Job 1: Write out, word for word, the part of the forum thread on dry-stack block walls below, starting with "Concrete cost and" and going on through "a mortar bed.".
Job 2: Give again, exactly as they stand, the lines of the records below, starting with the line with "Patent image size: (956, 631)." and going on through the line with "The primary sound reducing layer 22 is".
— Start of Article —
# Forum Home Renovation Brickwork  Dry-stack block wall- core filled

## PlasterPro

looks like I will be useing one of these walls in my reno as party wall- both sides (90m2) , have done some research can only find the Connex system from Boral which looks fine, has any one done any of this before?, I have seen them becoming more and more popular over the last couple of years, looks quite simple to assemble keep *level and plum.* 
seems to me the tricky part might be when it comes time to pump the grout in, never used pump before  :Eek:  presume you don`t need to vibrate?as would be runny enough to fill all cavity. doesn`t say anything in tech info? 
anyway any comments advice would be great
cheers  :Biggrin:

----------


## buzza1

I am researching mortarless building systems for a small blade wall and have found C&M do a similar product to Boral.  
The only details i can find regarding core filling from C&M is to use a small nozzle on the end of a pump hose, use a rod to push the grout down/around cavities and no need  to vibrate. I had thought of mixing grout myself however C&M recommend against it.  
Concrete cost and pump hire are exxy so I am going to explore the possibility of  mixing the grout myself (against C&M recommendations  :Rolleyes:  ), I figure how hard can it be, just need the exact mixture specs, and then pour the grout in using a bucket. 
Any comments/advice ? 
Chris

----------


## autogenous

I have seen a bloke dry stack Boral Besser concrete blocks. The *critical point* is getting the blocks *smack on level* at the *first* *course* with a mortar bed. 
He had the standard starter bars in the footing then stacked the blocks over the top. 
Once he had stacked the blocks he mixed 10mm concrete in a mixer and filled the cores. 
With the starter bars you could build a metre then fill, stack another metre, bit of water to moisten the core fill concrete and fill again. A bit of water in the cores when filling prior lubricates the blocks to take the core fill also.

----------


## Halfie

Hanson make one called HI-Stack also.

----------
— End of Article —
— Start of The records —
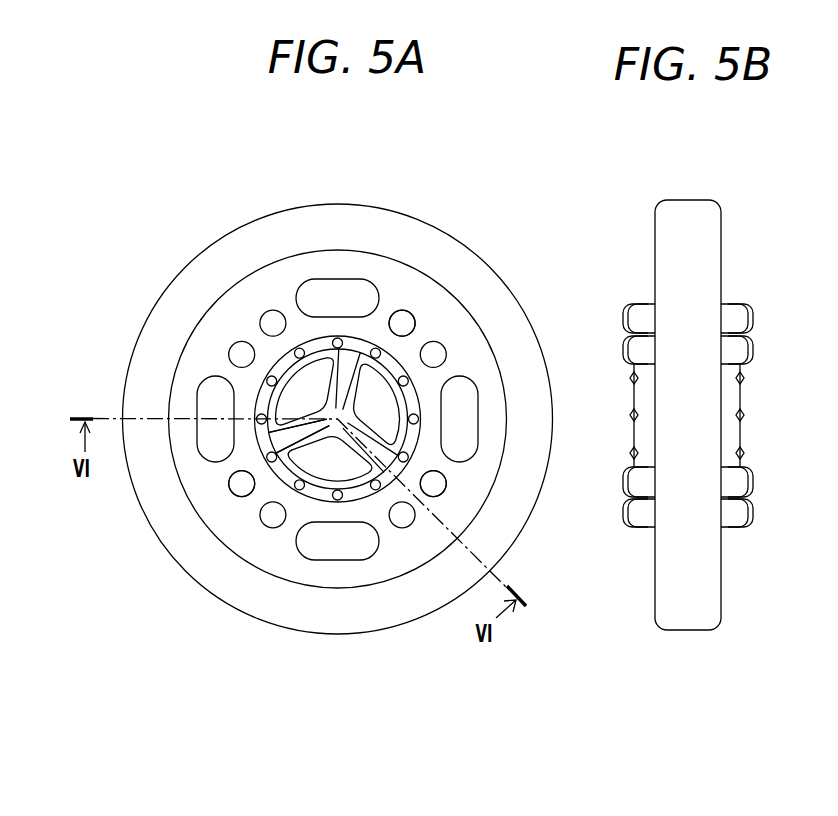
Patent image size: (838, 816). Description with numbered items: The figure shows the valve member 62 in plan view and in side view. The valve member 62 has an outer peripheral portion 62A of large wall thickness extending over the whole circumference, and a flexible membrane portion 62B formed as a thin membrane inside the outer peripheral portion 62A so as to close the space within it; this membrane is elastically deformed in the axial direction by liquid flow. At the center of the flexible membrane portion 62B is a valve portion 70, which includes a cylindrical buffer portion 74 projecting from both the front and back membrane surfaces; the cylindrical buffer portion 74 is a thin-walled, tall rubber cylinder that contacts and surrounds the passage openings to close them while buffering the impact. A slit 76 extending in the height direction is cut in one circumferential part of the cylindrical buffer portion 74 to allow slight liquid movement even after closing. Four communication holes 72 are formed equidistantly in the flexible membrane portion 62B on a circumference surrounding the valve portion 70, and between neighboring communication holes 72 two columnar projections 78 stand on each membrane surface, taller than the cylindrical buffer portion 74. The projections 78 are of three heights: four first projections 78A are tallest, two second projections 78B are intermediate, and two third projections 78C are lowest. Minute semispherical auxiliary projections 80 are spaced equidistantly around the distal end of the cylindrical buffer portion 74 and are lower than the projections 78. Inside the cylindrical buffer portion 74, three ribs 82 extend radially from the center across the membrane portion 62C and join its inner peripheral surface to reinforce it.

In FIG. 5A, the valve member 62 is at (325, 140).
In FIG. 5A, the outer peripheral portion 62A is at (445, 248).
In FIG. 5B, the outer peripheral portion 62A is at (712, 240).
In FIG. 5A, the flexible membrane portion 62B is at (272, 562).
In FIG. 5A, the membrane portion 62C is at (300, 388).
In FIG. 5A, the valve portion 70 is at (422, 387).
In FIG. 5A, the communication hole 72 is at (350, 548).
In FIG. 5A, the cylindrical buffer portion 74 is at (367, 500).
In FIG. 5B, the cylindrical buffer portion 74 is at (638, 433).
In FIG. 5A, the slit 76 is at (292, 458).
In FIG. 5A, the columnar projection 78 is at (270, 315).
In FIG. 5B, the columnar projection 78 is at (623, 318).
In FIG. 5A, the first projection 78A is at (235, 490).
In FIG. 5B, the first projection 78A is at (757, 315).
In FIG. 5A, the second projection 78B is at (440, 490).
In FIG. 5B, the second projection 78B is at (745, 353).
In FIG. 5A, the third projection 78C is at (403, 318).
In FIG. 5B, the third projection 78C is at (740, 323).
In FIG. 5A, the auxiliary projection 80 is at (337, 339).
In FIG. 5B, the auxiliary projection 80 is at (741, 415).
In FIG. 5A, the rib 82 is at (300, 423).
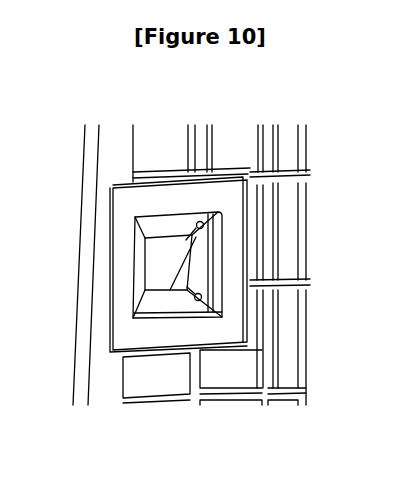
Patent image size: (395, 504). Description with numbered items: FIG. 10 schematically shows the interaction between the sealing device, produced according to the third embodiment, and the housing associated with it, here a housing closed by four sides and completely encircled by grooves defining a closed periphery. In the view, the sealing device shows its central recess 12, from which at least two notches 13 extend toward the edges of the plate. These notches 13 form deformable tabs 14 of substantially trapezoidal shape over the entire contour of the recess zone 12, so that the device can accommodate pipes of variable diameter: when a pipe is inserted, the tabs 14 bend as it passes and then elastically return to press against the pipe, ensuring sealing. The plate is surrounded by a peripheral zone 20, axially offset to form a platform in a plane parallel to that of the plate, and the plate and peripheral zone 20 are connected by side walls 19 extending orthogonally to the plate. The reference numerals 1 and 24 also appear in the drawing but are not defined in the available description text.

The frame 1 is at (270, 358).
The central recess 12 is at (165, 256).
The notch 13 is at (204, 226).
The deformable tab 14 is at (113, 188).
The side wall 19 is at (200, 301).
The peripheral zone 20 is at (122, 315).
The direction arrow 24 is at (72, 389).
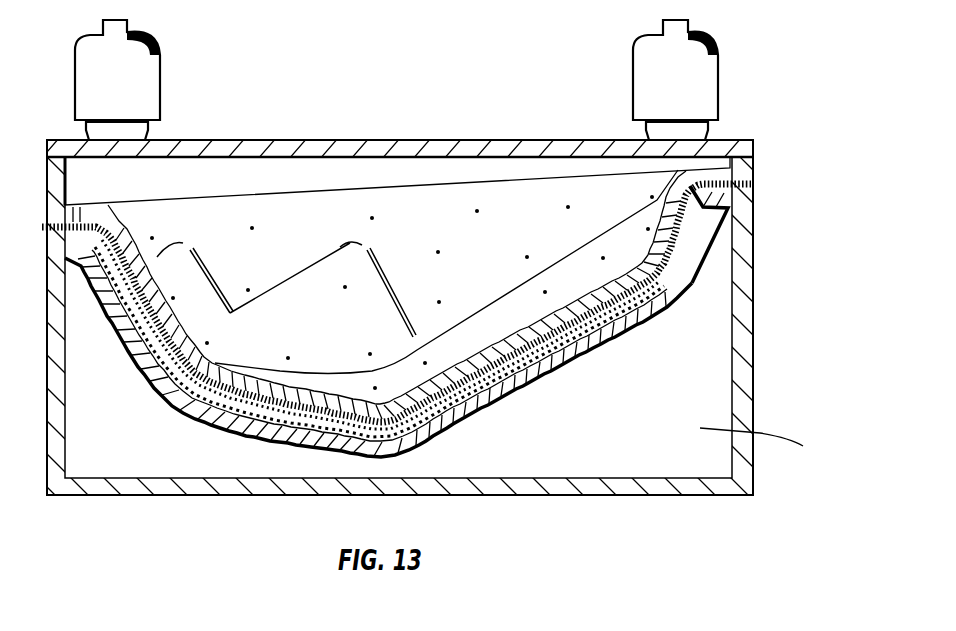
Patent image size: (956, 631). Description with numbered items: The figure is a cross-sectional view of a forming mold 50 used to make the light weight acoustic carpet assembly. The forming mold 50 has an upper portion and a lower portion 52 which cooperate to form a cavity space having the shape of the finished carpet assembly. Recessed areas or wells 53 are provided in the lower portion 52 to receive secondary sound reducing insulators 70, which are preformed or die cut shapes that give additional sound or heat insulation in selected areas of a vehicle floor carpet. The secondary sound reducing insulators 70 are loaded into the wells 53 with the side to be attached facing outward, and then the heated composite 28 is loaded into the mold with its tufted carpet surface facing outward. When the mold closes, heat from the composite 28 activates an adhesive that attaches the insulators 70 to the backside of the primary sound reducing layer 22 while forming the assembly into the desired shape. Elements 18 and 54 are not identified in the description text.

The bead seal 18 is at (753, 185).
The primary sound reducing layer 22 is at (755, 197).
The heated composite 28 is at (484, 354).
The forming mold 50 is at (762, 270).
The lower portion 52 is at (770, 446).
The recessed areas or wells 53 is at (222, 408).
The lid 54 is at (268, 178).
The secondary sound reducing insulators 70 is at (120, 305).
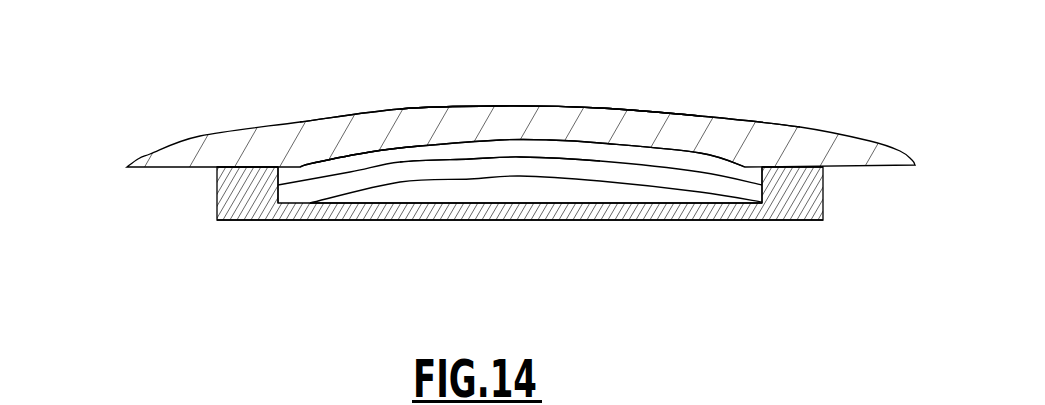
— End of The records —
Final result 1:
Concrete cost and pump hire are exxy so I am going to explore the possibility of  mixing the grout myself (against C&M recommendations  :Rolleyes:  ), I figure how hard can it be, just need the exact mixture specs, and then pour the grout in using a bucket. 
Any comments/advice ? 
Chris

----------


## autogenous

I have seen a bloke dry stack Boral Besser concrete blocks. The *critical point* is getting the blocks *smack on level* at the *first* *course* with a mortar bed.

Final result 2:
Patent image size: (956, 631). Description with numbered items: The figure is a cross-sectional view of a forming mold 50 used to make the light weight acoustic carpet assembly. The forming mold 50 has an upper portion and a lower portion 52 which cooperate to form a cavity space having the shape of the finished carpet assembly. Recessed areas or wells 53 are provided in the lower portion 52 to receive secondary sound reducing insulators 70, which are preformed or die cut shapes that give additional sound or heat insulation in selected areas of a vehicle floor carpet. The secondary sound reducing insulators 70 are loaded into the wells 53 with the side to be attached facing outward, and then the heated composite 28 is loaded into the mold with its tufted carpet surface facing outward. When the mold closes, heat from the composite 28 activates an adhesive that attaches the insulators 70 to the backside of the primary sound reducing layer 22 while forming the assembly into the desired shape. Elements 18 and 54 are not identified in the description text.

The bead seal 18 is at (753, 185).
The primary sound reducing layer 22 is at (755, 197).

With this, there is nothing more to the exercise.